#### Do this:
All material below is to be reproduced exactly.

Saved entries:
■ ■ ■ ■ ■ ■ ■

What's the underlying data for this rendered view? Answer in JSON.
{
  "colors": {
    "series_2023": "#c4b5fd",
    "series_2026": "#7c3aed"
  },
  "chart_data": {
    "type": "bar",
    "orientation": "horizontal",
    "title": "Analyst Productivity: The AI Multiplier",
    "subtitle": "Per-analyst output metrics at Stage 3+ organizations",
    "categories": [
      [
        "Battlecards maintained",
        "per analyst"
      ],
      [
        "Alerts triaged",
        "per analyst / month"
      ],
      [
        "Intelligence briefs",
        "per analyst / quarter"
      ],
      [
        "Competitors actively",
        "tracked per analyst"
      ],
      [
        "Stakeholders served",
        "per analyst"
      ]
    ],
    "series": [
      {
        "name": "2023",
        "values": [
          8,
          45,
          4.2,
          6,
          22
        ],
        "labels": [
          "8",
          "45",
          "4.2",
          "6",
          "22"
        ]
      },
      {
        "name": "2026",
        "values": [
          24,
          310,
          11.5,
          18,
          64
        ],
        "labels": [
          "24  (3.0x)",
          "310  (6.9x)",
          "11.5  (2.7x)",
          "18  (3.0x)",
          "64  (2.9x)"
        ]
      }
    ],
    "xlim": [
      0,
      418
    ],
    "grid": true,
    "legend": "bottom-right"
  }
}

■ ■ ■ ■ ■ ■ ■

#### Exercise output:
What's the underlying data for this rendered view? Answer in JSON.
{
  "colors": {
    "series_2023": "#c4b5fd",
    "series_2026": "#7c3aed"
  },
  "chart_data": {
    "type": "bar",
    "orientation": "horizontal",
    "title": "Analyst Productivity: The AI Multiplier",
    "subtitle": "Per-analyst output metrics at Stage 3+ organizations",
    "categories": [
      [
        "Battlecards maintained",
        "per analyst"
      ],
      [
        "Alerts triaged",
        "per analyst / month"
      ],
      [
        "Intelligence briefs",
        "per analyst / quarter"
      ],
      [
        "Competitors actively",
        "tracked per analyst"
      ],
      [
        "Stakeholders served",
        "per analyst"
      ]
    ],
    "series": [
      {
        "name": "2023",
        "values": [
          8,
          45,
          4.2,
          6,
          22
        ],
        "labels": [
          "8",
          "45",
          "4.2",
          "6",
          "22"
        ]
      },
      {
        "name": "2026",
        "values": [
          24,
          310,
          11.5,
          18,
          64
        ],
        "labels": [
          "24  (3.0x)",
          "310  (6.9x)",
          "11.5  (2.7x)",
          "18  (3.0x)",
          "64  (2.9x)"
        ]
      }
    ],
    "xlim": [
      0,
      418
    ],
    "grid": true,
    "legend": "bottom-right"
  }
}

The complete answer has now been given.